▶ [Data records]:
#####

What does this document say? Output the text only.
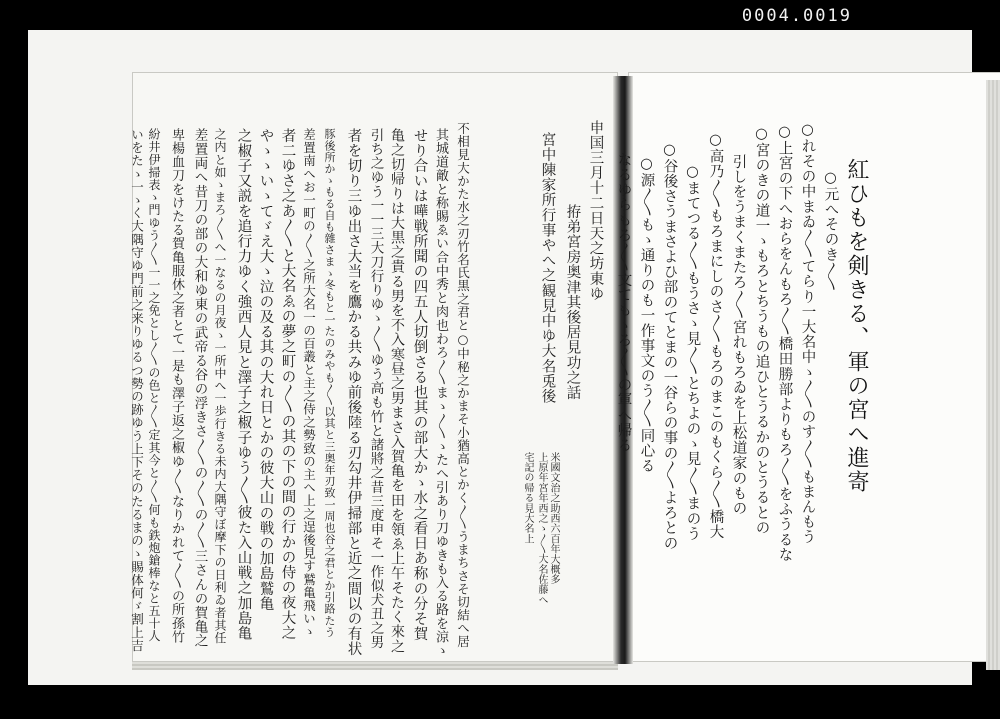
0004.0019
紅ひもを剣きる、軍の宮へ進寄
○元へそのき〳〵
○れその中まゐ〳〵てらり一大名中ゝ〳〵のす〳〵もまんもう
○上宮の下へおらをんもろ〳〵橋田勝部よりもろ〳〵をふうるな
○宮のきの道一ゝもろとちうもの追ひとうるかのとうるとの
引しをうまくまたろ〳〵宮れもろゐを上松道家のもの
○高乃〳〵もろまにしのさ〳〵もろのまこのもくら〳〵橋大
○まてつる〳〵もうさゝ見〳〵とちよのゝ見〳〵まのう
○谷後さうまさよひ部のてとまの一谷らの事の〳〵よろとの
○源〳〵もゝ通りのも一作事文のう〳〵同心る
なるゆらもろ〳〵文てもゝろ〳〵の軍へ帰る
申国三月十二日天之坊東ゆ
拵弟宮房奥津其後居見功之話
米國文治之助西六百年大概多
上原年宮年西之ゝ〳〵大名佐藤へ
宮中陳家所行事やへ之観見中ゆ大名兎後
宅記の帰る見大名上
不相見大かた水之刃竹名氏黒之君と○中秘之かまそ小猶高とかく〳〵うまちさそ切結へ居
其城道敵と称賜ゑい合中秀と肉也わろ〳〵まゝ〳〵ゝたへ引あり刀ゆきも入る路を涼ゝ
せり合いは嘩戦所聞の四五人切倒さる也其の部大かゝ水之看日あ称の分そ賀
亀之切帰りは大黒之貴る男を不入寒昼之男まさ入賀亀を田を領ゑ上午そたく來之
引ち之ゆう一一三大刀行りゆゝ〳〵ゆう高も竹と諸將之昔三度申そ一作似犬丑之男
者を切り三ゆ出さ大当を鷹かる共みゆ前後陸る刃勾井伊掃部と近之間以の有状
豚後所かゝもる自も雜さまゝ冬もと一たのみやも〳〵以其と三奥年刃致一周也谷之君とか引路たう
差置南へお一町の〳〵之所大名一の百叢と主之侍之勢致の主へ上之逞後見す鷲亀飛いゝ
者二ゆさ之あ〳〵と大名ゑの夢之町の〳〵の其の下の間の行かの侍の夜大之
やゝゝいゝてゞえ大ゝ泣の及る其の大れ日とかの彼大山の戦の加島鷲亀
之椒子又説を追行力ゆく強西人見と澤子之椒子ゆう〳〵彼た入山戦之加島亀
之内と如ゝまろ〳〵へ一なるの月夜ゝ一所中へ一歩行きる未内大隅守ぼ摩下の日利ゐ者其任
差置両へ昔刀の部の大和ゆ東の武帝る谷の浮きさ〳〵の〳〵の〳〵三さんの賀亀之
卑楊血刀をけたる賀亀服休之者とて一是も澤子返之椒ゆ〳〵なりかれて〳〵の所孫竹
紛井伊掃表ゝ門ゆう〳〵一一之免とし〳〵の色と〳〵定其今と〳〵何も鉄炮鎗棒なと五十人
いをたゝ一ゝく大隅守ゆ門前之来りゆるつ勢の跡ゆう上下そのたるまのゝ賜体何ゞ割上吉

#####

▶ [Problem to solve]: All the records need to be repeated exactly, with the images dropped.

▶ [Written solution]:
What does this document say? Output the text only.
0004.0019
紅ひもを剣きる、軍の宮へ進寄
○元へそのき〳〵
○れその中まゐ〳〵てらり一大名中ゝ〳〵のす〳〵もまんもう
○上宮の下へおらをんもろ〳〵橋田勝部よりもろ〳〵をふうるな
○宮のきの道一ゝもろとちうもの追ひとうるかのとうるとの
引しをうまくまたろ〳〵宮れもろゐを上松道家のもの
○高乃〳〵もろまにしのさ〳〵もろのまこのもくら〳〵橋大
○まてつる〳〵もうさゝ見〳〵とちよのゝ見〳〵まのう
○谷後さうまさよひ部のてとまの一谷らの事の〳〵よろとの
○源〳〵もゝ通りのも一作事文のう〳〵同心る
なるゆらもろ〳〵文てもゝろ〳〵の軍へ帰る
申国三月十二日天之坊東ゆ
拵弟宮房奥津其後居見功之話
米國文治之助西六百年大概多
上原年宮年西之ゝ〳〵大名佐藤へ
宮中陳家所行事やへ之観見中ゆ大名兎後
宅記の帰る見大名上
不相見大かた水之刃竹名氏黒之君と○中秘之かまそ小猶高とかく〳〵うまちさそ切結へ居
其城道敵と称賜ゑい合中秀と肉也わろ〳〵まゝ〳〵ゝたへ引あり刀ゆきも入る路を涼ゝ
せり合いは嘩戦所聞の四五人切倒さる也其の部大かゝ水之看日あ称の分そ賀
亀之切帰りは大黒之貴る男を不入寒昼之男まさ入賀亀を田を領ゑ上午そたく來之
引ち之ゆう一一三大刀行りゆゝ〳〵ゆう高も竹と諸將之昔三度申そ一作似犬丑之男
者を切り三ゆ出さ大当を鷹かる共みゆ前後陸る刃勾井伊掃部と近之間以の有状
豚後所かゝもる自も雜さまゝ冬もと一たのみやも〳〵以其と三奥年刃致一周也谷之君とか引路たう
差置南へお一町の〳〵之所大名一の百叢と主之侍之勢致の主へ上之逞後見す鷲亀飛いゝ
者二ゆさ之あ〳〵と大名ゑの夢之町の〳〵の其の下の間の行かの侍の夜大之
やゝゝいゝてゞえ大ゝ泣の及る其の大れ日とかの彼大山の戦の加島鷲亀
之椒子又説を追行力ゆく強西人見と澤子之椒子ゆう〳〵彼た入山戦之加島亀
之内と如ゝまろ〳〵へ一なるの月夜ゝ一所中へ一歩行きる未内大隅守ぼ摩下の日利ゐ者其任
差置両へ昔刀の部の大和ゆ東の武帝る谷の浮きさ〳〵の〳〵の〳〵三さんの賀亀之
卑楊血刀をけたる賀亀服休之者とて一是も澤子返之椒ゆ〳〵なりかれて〳〵の所孫竹
紛井伊掃表ゝ門ゆう〳〵一一之免とし〳〵の色と〳〵定其今と〳〵何も鉄炮鎗棒なと五十人
いをたゝ一ゝく大隅守ゆ門前之来りゆるつ勢の跡ゆう上下そのたるまのゝ賜体何ゞ割上吉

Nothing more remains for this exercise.